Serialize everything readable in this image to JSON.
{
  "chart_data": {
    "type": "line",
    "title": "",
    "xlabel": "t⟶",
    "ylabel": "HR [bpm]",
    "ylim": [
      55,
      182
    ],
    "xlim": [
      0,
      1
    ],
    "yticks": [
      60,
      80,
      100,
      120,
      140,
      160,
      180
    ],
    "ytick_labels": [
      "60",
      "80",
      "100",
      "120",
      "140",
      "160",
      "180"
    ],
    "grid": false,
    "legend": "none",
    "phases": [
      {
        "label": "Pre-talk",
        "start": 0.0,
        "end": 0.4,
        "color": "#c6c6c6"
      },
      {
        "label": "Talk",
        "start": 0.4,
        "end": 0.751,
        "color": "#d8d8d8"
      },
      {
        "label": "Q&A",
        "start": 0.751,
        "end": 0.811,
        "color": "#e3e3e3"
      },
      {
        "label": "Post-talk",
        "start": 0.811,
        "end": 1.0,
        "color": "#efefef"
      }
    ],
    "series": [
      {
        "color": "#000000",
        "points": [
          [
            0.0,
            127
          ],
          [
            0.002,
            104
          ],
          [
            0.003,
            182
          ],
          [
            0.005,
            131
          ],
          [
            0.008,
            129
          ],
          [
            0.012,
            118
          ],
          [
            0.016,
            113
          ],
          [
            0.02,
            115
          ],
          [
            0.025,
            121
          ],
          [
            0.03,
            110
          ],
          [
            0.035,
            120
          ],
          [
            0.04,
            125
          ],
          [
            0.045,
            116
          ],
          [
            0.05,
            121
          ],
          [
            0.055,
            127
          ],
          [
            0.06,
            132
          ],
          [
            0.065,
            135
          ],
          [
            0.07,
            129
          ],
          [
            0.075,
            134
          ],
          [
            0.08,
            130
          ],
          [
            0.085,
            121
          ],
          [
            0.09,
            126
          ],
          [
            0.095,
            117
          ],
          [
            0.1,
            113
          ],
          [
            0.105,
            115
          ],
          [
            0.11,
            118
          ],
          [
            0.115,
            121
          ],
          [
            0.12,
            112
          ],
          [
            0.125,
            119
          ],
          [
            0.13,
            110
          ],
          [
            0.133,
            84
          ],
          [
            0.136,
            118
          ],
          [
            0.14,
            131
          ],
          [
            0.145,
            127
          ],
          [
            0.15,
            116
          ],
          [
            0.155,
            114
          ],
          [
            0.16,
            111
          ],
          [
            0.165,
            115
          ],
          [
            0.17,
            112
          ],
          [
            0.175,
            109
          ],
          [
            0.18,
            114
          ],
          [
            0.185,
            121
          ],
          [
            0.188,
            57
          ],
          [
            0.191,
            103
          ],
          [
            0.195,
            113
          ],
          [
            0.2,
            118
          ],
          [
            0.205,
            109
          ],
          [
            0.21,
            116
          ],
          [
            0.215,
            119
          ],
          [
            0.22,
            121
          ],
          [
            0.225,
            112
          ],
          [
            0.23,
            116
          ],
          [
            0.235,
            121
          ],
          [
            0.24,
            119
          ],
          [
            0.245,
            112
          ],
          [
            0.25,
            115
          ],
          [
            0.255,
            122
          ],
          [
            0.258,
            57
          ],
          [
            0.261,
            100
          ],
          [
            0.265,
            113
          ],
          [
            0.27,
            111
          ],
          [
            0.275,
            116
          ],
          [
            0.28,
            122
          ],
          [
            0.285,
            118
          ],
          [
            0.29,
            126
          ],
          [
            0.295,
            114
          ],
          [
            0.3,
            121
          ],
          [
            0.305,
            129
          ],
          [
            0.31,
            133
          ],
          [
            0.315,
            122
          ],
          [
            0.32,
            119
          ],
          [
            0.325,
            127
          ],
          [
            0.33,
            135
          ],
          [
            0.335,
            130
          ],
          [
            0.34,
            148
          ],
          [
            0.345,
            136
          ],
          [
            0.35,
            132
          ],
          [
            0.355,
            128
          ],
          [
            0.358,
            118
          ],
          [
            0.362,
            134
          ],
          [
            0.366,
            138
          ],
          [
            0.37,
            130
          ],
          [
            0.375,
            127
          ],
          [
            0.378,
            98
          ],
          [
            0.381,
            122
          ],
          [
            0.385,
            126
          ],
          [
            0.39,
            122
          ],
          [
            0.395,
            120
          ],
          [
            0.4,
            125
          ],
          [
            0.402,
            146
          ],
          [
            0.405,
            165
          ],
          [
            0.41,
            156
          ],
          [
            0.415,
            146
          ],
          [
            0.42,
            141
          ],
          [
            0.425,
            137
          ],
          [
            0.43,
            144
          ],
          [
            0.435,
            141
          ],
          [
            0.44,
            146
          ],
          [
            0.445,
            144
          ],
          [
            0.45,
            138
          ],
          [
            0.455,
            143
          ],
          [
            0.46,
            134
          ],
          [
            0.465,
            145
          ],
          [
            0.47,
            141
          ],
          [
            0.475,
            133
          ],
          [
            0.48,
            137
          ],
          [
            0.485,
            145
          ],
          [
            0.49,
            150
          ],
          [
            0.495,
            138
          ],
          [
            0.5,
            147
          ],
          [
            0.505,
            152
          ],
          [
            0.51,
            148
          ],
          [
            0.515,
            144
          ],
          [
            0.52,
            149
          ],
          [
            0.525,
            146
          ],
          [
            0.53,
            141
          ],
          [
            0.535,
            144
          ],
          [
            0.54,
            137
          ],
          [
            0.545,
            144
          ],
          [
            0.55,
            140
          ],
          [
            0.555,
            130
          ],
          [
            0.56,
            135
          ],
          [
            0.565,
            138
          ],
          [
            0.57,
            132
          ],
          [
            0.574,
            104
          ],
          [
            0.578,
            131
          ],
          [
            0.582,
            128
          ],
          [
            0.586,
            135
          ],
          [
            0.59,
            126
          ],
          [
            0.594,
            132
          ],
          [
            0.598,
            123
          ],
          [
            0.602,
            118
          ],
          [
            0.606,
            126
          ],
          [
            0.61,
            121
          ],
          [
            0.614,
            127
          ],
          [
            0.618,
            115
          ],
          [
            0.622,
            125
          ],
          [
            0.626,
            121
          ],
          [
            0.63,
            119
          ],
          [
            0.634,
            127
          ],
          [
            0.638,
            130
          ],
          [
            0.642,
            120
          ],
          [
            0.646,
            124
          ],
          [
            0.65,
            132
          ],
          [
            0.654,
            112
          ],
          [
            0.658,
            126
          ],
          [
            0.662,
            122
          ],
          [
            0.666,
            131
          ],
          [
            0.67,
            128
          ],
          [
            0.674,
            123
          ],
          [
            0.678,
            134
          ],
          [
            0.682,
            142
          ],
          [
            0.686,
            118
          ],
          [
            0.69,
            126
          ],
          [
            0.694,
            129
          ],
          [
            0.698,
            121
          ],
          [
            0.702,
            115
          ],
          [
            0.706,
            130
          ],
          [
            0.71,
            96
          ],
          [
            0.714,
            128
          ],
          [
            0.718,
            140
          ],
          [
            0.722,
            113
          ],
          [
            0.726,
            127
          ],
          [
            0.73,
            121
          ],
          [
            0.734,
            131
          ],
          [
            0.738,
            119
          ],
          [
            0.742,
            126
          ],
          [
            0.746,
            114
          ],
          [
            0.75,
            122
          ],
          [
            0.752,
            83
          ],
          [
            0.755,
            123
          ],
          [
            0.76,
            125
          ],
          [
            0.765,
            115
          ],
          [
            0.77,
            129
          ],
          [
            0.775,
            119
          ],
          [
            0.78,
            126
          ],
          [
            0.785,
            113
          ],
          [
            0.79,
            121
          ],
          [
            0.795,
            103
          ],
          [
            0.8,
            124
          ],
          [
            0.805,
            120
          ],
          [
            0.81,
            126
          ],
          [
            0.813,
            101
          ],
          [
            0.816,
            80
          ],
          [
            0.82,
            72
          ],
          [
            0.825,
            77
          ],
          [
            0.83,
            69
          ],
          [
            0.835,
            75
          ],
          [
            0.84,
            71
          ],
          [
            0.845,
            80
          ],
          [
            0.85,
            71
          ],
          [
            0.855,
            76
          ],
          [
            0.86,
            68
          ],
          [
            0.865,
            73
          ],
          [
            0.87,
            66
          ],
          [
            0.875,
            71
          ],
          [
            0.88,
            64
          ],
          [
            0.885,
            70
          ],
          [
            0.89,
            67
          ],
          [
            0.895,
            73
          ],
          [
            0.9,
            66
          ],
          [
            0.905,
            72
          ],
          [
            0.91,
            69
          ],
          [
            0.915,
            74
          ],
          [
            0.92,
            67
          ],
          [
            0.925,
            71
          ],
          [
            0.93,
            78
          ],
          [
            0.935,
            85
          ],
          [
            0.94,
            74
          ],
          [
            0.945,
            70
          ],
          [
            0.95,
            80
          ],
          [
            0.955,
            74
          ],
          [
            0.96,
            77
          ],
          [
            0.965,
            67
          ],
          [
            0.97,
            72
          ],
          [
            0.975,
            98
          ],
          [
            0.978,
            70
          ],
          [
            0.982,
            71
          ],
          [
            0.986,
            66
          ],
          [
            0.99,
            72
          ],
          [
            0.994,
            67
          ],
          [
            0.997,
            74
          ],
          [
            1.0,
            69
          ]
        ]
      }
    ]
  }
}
┄┄┄┄┄┄
Whenever "start" turns up in a line, pick that line out.

THE REPLY:
        "start": 0.0,
        "start": 0.4,
        "start": 0.751,
        "start": 0.811,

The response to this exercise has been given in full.